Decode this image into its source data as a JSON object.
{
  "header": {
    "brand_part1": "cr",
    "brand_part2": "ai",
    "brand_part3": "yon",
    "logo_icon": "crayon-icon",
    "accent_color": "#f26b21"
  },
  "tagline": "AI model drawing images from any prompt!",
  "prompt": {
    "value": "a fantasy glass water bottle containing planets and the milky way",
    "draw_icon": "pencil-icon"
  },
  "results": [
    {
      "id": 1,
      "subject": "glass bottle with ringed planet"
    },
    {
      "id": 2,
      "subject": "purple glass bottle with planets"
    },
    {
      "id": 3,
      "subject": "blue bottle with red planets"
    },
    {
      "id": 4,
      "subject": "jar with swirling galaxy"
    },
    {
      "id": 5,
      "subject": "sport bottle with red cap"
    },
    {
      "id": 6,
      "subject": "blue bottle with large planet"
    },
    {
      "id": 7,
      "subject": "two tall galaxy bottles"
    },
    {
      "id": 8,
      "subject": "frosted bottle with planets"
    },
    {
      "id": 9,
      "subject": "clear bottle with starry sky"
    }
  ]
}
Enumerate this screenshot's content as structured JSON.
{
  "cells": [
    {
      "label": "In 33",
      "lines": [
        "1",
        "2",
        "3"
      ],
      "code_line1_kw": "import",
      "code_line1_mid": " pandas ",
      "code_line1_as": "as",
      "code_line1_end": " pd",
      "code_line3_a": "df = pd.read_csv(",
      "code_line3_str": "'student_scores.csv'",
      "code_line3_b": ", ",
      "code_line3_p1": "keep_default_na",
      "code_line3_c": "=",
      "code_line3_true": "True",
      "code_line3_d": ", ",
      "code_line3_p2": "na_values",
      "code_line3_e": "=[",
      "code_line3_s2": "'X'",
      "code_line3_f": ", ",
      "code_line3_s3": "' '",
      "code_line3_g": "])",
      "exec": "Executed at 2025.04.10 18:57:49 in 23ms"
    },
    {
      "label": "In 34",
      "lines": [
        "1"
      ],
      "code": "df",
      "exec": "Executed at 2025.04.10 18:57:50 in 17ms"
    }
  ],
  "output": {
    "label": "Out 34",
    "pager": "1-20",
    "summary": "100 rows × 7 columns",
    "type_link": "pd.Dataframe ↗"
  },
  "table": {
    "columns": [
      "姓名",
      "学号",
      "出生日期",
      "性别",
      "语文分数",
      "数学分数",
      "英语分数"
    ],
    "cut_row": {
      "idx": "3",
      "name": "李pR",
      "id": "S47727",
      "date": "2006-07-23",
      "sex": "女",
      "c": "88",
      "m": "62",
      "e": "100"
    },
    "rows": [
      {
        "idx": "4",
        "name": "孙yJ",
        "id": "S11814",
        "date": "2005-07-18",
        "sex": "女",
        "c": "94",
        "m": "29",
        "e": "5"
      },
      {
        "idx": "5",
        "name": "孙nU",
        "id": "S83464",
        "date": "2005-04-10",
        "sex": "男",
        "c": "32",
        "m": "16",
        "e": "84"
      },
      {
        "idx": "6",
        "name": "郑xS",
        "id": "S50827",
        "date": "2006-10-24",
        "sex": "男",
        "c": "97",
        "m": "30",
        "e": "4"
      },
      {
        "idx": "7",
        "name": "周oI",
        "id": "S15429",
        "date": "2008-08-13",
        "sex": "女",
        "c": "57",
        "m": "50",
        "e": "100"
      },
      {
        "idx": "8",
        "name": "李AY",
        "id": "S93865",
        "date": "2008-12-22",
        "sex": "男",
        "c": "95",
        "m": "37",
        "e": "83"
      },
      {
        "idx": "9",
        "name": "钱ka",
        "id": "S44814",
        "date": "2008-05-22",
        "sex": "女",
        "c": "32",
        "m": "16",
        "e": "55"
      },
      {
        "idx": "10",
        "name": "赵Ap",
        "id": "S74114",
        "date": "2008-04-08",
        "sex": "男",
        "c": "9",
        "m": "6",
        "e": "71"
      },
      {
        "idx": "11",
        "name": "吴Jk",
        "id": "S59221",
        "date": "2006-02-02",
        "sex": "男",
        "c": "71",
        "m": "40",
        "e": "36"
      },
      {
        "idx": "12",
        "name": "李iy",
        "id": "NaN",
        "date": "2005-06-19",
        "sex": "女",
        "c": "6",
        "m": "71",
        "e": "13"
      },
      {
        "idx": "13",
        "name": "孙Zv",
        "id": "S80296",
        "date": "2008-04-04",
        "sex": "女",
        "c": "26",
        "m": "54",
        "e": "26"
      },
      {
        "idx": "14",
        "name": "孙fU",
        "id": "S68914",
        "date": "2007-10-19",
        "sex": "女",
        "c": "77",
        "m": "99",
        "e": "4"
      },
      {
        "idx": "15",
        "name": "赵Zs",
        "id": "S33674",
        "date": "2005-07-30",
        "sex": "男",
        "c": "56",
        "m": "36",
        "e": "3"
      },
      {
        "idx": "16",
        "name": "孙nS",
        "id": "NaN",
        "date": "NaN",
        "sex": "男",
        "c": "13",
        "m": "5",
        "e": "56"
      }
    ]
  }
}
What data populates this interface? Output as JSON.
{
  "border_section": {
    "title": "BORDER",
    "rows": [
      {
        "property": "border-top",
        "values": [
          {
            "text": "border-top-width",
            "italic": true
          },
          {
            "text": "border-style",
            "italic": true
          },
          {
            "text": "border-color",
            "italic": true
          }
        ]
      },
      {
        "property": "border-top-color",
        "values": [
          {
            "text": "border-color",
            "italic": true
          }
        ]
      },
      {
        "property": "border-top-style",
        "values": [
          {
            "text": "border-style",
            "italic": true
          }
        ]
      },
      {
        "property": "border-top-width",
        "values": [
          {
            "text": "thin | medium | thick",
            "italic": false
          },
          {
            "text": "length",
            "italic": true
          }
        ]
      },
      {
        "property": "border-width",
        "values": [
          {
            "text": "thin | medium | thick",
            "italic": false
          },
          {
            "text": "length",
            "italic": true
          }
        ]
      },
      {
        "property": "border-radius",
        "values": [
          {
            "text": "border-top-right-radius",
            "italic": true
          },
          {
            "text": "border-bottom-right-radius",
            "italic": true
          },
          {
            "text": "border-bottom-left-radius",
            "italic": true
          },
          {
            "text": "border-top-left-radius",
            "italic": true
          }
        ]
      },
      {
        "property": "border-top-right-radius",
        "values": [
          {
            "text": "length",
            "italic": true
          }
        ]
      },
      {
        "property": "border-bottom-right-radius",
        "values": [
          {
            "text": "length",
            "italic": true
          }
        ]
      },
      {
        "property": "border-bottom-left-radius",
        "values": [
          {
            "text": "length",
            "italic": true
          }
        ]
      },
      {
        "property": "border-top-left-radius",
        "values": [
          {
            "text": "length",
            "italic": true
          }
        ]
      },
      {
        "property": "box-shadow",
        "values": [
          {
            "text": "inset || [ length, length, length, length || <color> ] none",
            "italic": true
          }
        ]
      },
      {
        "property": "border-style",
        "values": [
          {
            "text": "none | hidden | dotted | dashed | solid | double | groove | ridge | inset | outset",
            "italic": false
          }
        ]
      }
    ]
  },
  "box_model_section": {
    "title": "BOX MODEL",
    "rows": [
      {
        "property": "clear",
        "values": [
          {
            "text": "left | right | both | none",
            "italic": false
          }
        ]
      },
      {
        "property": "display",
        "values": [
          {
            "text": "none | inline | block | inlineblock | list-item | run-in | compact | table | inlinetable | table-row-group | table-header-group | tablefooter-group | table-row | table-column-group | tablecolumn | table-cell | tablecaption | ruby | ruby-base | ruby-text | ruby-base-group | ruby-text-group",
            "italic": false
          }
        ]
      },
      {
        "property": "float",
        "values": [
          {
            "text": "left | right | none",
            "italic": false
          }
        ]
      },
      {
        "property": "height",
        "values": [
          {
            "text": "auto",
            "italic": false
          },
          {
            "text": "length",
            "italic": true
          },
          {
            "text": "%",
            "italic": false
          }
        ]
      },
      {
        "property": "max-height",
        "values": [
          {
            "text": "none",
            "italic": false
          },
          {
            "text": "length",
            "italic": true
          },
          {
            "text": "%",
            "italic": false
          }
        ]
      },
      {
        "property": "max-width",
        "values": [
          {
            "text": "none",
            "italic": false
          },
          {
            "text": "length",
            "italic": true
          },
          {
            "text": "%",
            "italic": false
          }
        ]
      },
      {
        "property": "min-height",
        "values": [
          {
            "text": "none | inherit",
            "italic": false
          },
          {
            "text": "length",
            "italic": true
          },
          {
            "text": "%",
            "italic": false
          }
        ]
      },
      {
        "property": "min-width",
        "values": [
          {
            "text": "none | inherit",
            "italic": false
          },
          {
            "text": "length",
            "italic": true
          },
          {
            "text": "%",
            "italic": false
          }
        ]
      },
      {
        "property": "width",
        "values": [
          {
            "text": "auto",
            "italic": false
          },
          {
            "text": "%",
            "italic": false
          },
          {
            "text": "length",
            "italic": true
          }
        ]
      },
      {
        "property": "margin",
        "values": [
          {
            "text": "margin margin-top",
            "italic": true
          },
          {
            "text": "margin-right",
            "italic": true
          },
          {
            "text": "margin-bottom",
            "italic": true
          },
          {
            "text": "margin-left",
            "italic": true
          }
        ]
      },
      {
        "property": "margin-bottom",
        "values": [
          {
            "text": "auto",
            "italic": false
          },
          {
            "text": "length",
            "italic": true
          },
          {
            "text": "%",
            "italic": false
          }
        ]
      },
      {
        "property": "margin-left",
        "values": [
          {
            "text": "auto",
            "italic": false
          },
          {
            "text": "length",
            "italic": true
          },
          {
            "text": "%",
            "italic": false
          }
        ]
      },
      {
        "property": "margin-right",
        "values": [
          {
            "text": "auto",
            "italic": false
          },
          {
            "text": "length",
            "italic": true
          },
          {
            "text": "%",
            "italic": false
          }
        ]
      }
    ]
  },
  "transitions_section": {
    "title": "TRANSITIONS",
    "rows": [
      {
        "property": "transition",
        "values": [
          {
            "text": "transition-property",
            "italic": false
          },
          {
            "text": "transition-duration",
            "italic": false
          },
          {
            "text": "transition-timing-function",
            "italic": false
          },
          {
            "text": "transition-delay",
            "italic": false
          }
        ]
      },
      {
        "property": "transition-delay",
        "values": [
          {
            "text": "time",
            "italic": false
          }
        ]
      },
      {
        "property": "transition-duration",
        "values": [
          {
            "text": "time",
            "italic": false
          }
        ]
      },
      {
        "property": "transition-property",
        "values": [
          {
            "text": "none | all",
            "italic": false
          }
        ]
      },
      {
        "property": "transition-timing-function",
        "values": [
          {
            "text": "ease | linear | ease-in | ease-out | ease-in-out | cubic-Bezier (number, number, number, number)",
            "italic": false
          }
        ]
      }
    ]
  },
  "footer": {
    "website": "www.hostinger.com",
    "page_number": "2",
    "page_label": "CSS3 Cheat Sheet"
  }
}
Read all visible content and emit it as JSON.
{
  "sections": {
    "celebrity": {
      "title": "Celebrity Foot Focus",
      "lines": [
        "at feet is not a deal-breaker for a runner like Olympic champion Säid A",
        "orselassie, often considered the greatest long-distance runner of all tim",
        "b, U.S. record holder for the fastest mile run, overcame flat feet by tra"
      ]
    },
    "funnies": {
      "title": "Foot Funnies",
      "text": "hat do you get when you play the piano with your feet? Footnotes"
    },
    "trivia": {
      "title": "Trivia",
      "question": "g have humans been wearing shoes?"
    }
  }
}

********

Do this: Above are entries; state the number of lines among them that contain "blue", and nothing else.

Result: 2